_Work required_
Give back the records below exactly, every one, with no pictures.

_Recorded information_
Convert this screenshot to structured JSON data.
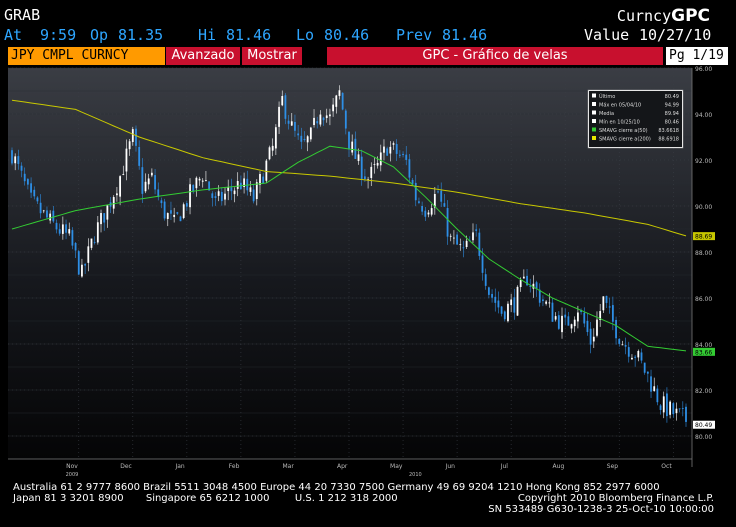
{
  "header": {
    "ticker": "GRAB",
    "brand_prefix": "Curncy",
    "brand": "GPC",
    "at_label": "At",
    "at_value": "9:59",
    "op_label": "Op",
    "op_value": "81.35",
    "hi_label": "Hi",
    "hi_value": "81.46",
    "lo_label": "Lo",
    "lo_value": "80.46",
    "prev_label": "Prev",
    "prev_value": "81.46",
    "value_label": "Value",
    "value_date": "10/27/10"
  },
  "toolbar": {
    "security": "JPY CMPL CURNCY",
    "advanced_button": "Avanzado",
    "show_button": "Mostrar",
    "chart_title": "GPC - Gráfico de velas",
    "page": "Pg 1/19"
  },
  "legend": {
    "items": [
      {
        "label": "Último",
        "value": "80.49",
        "color": "#ffffff"
      },
      {
        "label": "Máx en 05/04/10",
        "value": "94.99",
        "color": "#ffffff"
      },
      {
        "label": "Media",
        "value": "89.94",
        "color": "#ffffff"
      },
      {
        "label": "Mín en 10/25/10",
        "value": "80.46",
        "color": "#ffffff"
      },
      {
        "label": "SMAVG cierre a(50)",
        "value": "83.6618",
        "color": "#33cc33"
      },
      {
        "label": "SMAVG cierre a(200)",
        "value": "88.6918",
        "color": "#e6e600"
      }
    ]
  },
  "chart_data": {
    "type": "candlestick",
    "ylim": [
      79,
      96
    ],
    "y_ticks": [
      "96.00",
      "94.00",
      "92.00",
      "90.00",
      "88.00",
      "86.00",
      "84.00",
      "82.00",
      "80.00"
    ],
    "last_tag": "80.49",
    "sma50_tag": "83.66",
    "sma200_tag": "88.69",
    "x_labels": [
      "Nov",
      "Dec",
      "Jan",
      "Feb",
      "Mar",
      "Apr",
      "May",
      "Jun",
      "Jul",
      "Aug",
      "Sep",
      "Oct"
    ],
    "year_labels": [
      "2009",
      "2010"
    ],
    "grid": true,
    "legend_position": "top-right",
    "colors": {
      "up": "#ffffff",
      "down": "#2e8fe6",
      "sma50": "#33cc33",
      "sma200": "#c8c800"
    },
    "close_path_points": [
      [
        0,
        92.3
      ],
      [
        6,
        90.2
      ],
      [
        12,
        89.3
      ],
      [
        18,
        88.6
      ],
      [
        22,
        87.0
      ],
      [
        26,
        88.8
      ],
      [
        30,
        89.9
      ],
      [
        34,
        91.3
      ],
      [
        38,
        93.0
      ],
      [
        41,
        90.8
      ],
      [
        44,
        91.2
      ],
      [
        47,
        89.9
      ],
      [
        51,
        89.2
      ],
      [
        56,
        90.5
      ],
      [
        60,
        91.4
      ],
      [
        64,
        90.1
      ],
      [
        68,
        90.6
      ],
      [
        72,
        91.0
      ],
      [
        76,
        90.3
      ],
      [
        80,
        91.8
      ],
      [
        82,
        92.5
      ],
      [
        85,
        94.6
      ],
      [
        88,
        93.4
      ],
      [
        91,
        92.5
      ],
      [
        94,
        93.0
      ],
      [
        97,
        94.3
      ],
      [
        100,
        93.8
      ],
      [
        103,
        94.9
      ],
      [
        106,
        92.8
      ],
      [
        109,
        91.8
      ],
      [
        112,
        91.2
      ],
      [
        115,
        91.7
      ],
      [
        118,
        92.6
      ],
      [
        121,
        92.3
      ],
      [
        124,
        91.9
      ],
      [
        127,
        90.4
      ],
      [
        130,
        89.9
      ],
      [
        134,
        90.6
      ],
      [
        138,
        88.5
      ],
      [
        142,
        88.0
      ],
      [
        146,
        88.7
      ],
      [
        150,
        86.3
      ],
      [
        154,
        85.4
      ],
      [
        158,
        85.8
      ],
      [
        162,
        86.9
      ],
      [
        166,
        86.1
      ],
      [
        170,
        85.3
      ],
      [
        174,
        84.8
      ],
      [
        178,
        85.6
      ],
      [
        182,
        84.1
      ],
      [
        186,
        85.9
      ],
      [
        188,
        85.2
      ],
      [
        192,
        84.1
      ],
      [
        196,
        83.6
      ],
      [
        200,
        82.6
      ],
      [
        204,
        81.4
      ],
      [
        208,
        81.0
      ],
      [
        212,
        80.7
      ]
    ],
    "sma50_points": [
      [
        0,
        89.0
      ],
      [
        20,
        89.8
      ],
      [
        40,
        90.3
      ],
      [
        60,
        90.7
      ],
      [
        80,
        91.0
      ],
      [
        90,
        91.9
      ],
      [
        100,
        92.6
      ],
      [
        110,
        92.4
      ],
      [
        120,
        91.7
      ],
      [
        130,
        90.4
      ],
      [
        140,
        89.0
      ],
      [
        150,
        87.7
      ],
      [
        160,
        86.8
      ],
      [
        170,
        86.0
      ],
      [
        180,
        85.4
      ],
      [
        190,
        84.8
      ],
      [
        200,
        83.9
      ],
      [
        212,
        83.7
      ]
    ],
    "sma200_points": [
      [
        0,
        94.6
      ],
      [
        20,
        94.2
      ],
      [
        40,
        93.0
      ],
      [
        60,
        92.1
      ],
      [
        80,
        91.5
      ],
      [
        100,
        91.3
      ],
      [
        120,
        91.0
      ],
      [
        140,
        90.6
      ],
      [
        160,
        90.1
      ],
      [
        180,
        89.7
      ],
      [
        200,
        89.2
      ],
      [
        212,
        88.7
      ]
    ]
  },
  "footer": {
    "line1_left": "Australia 61 2 9777 8600 Brazil 5511 3048 4500 Europe 44 20 7330 7500 Germany 49 69 9204 1210 Hong Kong 852 2977 6000",
    "line2_left": "Japan 81 3 3201 8900       Singapore 65 6212 1000        U.S. 1 212 318 2000",
    "line2_right": "Copyright 2010 Bloomberg Finance L.P.",
    "line3_right": "SN 533489 G630-1238-3 25-Oct-10 10:00:00"
  }
}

_Answer for the task_
Convert this screenshot to structured JSON data.
{
  "header": {
    "ticker": "GRAB",
    "brand_prefix": "Curncy",
    "brand": "GPC",
    "at_label": "At",
    "at_value": "9:59",
    "op_label": "Op",
    "op_value": "81.35",
    "hi_label": "Hi",
    "hi_value": "81.46",
    "lo_label": "Lo",
    "lo_value": "80.46",
    "prev_label": "Prev",
    "prev_value": "81.46",
    "value_label": "Value",
    "value_date": "10/27/10"
  },
  "toolbar": {
    "security": "JPY CMPL CURNCY",
    "advanced_button": "Avanzado",
    "show_button": "Mostrar",
    "chart_title": "GPC - Gráfico de velas",
    "page": "Pg 1/19"
  },
  "legend": {
    "items": [
      {
        "label": "Último",
        "value": "80.49",
        "color": "#ffffff"
      },
      {
        "label": "Máx en 05/04/10",
        "value": "94.99",
        "color": "#ffffff"
      },
      {
        "label": "Media",
        "value": "89.94",
        "color": "#ffffff"
      },
      {
        "label": "Mín en 10/25/10",
        "value": "80.46",
        "color": "#ffffff"
      },
      {
        "label": "SMAVG cierre a(50)",
        "value": "83.6618",
        "color": "#33cc33"
      },
      {
        "label": "SMAVG cierre a(200)",
        "value": "88.6918",
        "color": "#e6e600"
      }
    ]
  },
  "chart_data": {
    "type": "candlestick",
    "ylim": [
      79,
      96
    ],
    "y_ticks": [
      "96.00",
      "94.00",
      "92.00",
      "90.00",
      "88.00",
      "86.00",
      "84.00",
      "82.00",
      "80.00"
    ],
    "last_tag": "80.49",
    "sma50_tag": "83.66",
    "sma200_tag": "88.69",
    "x_labels": [
      "Nov",
      "Dec",
      "Jan",
      "Feb",
      "Mar",
      "Apr",
      "May",
      "Jun",
      "Jul",
      "Aug",
      "Sep",
      "Oct"
    ],
    "year_labels": [
      "2009",
      "2010"
    ],
    "grid": true,
    "legend_position": "top-right",
    "colors": {
      "up": "#ffffff",
      "down": "#2e8fe6",
      "sma50": "#33cc33",
      "sma200": "#c8c800"
    },
    "close_path_points": [
      [
        0,
        92.3
      ],
      [
        6,
        90.2
      ],
      [
        12,
        89.3
      ],
      [
        18,
        88.6
      ],
      [
        22,
        87.0
      ],
      [
        26,
        88.8
      ],
      [
        30,
        89.9
      ],
      [
        34,
        91.3
      ],
      [
        38,
        93.0
      ],
      [
        41,
        90.8
      ],
      [
        44,
        91.2
      ],
      [
        47,
        89.9
      ],
      [
        51,
        89.2
      ],
      [
        56,
        90.5
      ],
      [
        60,
        91.4
      ],
      [
        64,
        90.1
      ],
      [
        68,
        90.6
      ],
      [
        72,
        91.0
      ],
      [
        76,
        90.3
      ],
      [
        80,
        91.8
      ],
      [
        82,
        92.5
      ],
      [
        85,
        94.6
      ],
      [
        88,
        93.4
      ],
      [
        91,
        92.5
      ],
      [
        94,
        93.0
      ],
      [
        97,
        94.3
      ],
      [
        100,
        93.8
      ],
      [
        103,
        94.9
      ],
      [
        106,
        92.8
      ],
      [
        109,
        91.8
      ],
      [
        112,
        91.2
      ],
      [
        115,
        91.7
      ],
      [
        118,
        92.6
      ],
      [
        121,
        92.3
      ],
      [
        124,
        91.9
      ],
      [
        127,
        90.4
      ],
      [
        130,
        89.9
      ],
      [
        134,
        90.6
      ],
      [
        138,
        88.5
      ],
      [
        142,
        88.0
      ],
      [
        146,
        88.7
      ],
      [
        150,
        86.3
      ],
      [
        154,
        85.4
      ],
      [
        158,
        85.8
      ],
      [
        162,
        86.9
      ],
      [
        166,
        86.1
      ],
      [
        170,
        85.3
      ],
      [
        174,
        84.8
      ],
      [
        178,
        85.6
      ],
      [
        182,
        84.1
      ],
      [
        186,
        85.9
      ],
      [
        188,
        85.2
      ],
      [
        192,
        84.1
      ],
      [
        196,
        83.6
      ],
      [
        200,
        82.6
      ],
      [
        204,
        81.4
      ],
      [
        208,
        81.0
      ],
      [
        212,
        80.7
      ]
    ],
    "sma50_points": [
      [
        0,
        89.0
      ],
      [
        20,
        89.8
      ],
      [
        40,
        90.3
      ],
      [
        60,
        90.7
      ],
      [
        80,
        91.0
      ],
      [
        90,
        91.9
      ],
      [
        100,
        92.6
      ],
      [
        110,
        92.4
      ],
      [
        120,
        91.7
      ],
      [
        130,
        90.4
      ],
      [
        140,
        89.0
      ],
      [
        150,
        87.7
      ],
      [
        160,
        86.8
      ],
      [
        170,
        86.0
      ],
      [
        180,
        85.4
      ],
      [
        190,
        84.8
      ],
      [
        200,
        83.9
      ],
      [
        212,
        83.7
      ]
    ],
    "sma200_points": [
      [
        0,
        94.6
      ],
      [
        20,
        94.2
      ],
      [
        40,
        93.0
      ],
      [
        60,
        92.1
      ],
      [
        80,
        91.5
      ],
      [
        100,
        91.3
      ],
      [
        120,
        91.0
      ],
      [
        140,
        90.6
      ],
      [
        160,
        90.1
      ],
      [
        180,
        89.7
      ],
      [
        200,
        89.2
      ],
      [
        212,
        88.7
      ]
    ]
  },
  "footer": {
    "line1_left": "Australia 61 2 9777 8600 Brazil 5511 3048 4500 Europe 44 20 7330 7500 Germany 49 69 9204 1210 Hong Kong 852 2977 6000",
    "line2_left": "Japan 81 3 3201 8900       Singapore 65 6212 1000        U.S. 1 212 318 2000",
    "line2_right": "Copyright 2010 Bloomberg Finance L.P.",
    "line3_right": "SN 533489 G630-1238-3 25-Oct-10 10:00:00"
  }
}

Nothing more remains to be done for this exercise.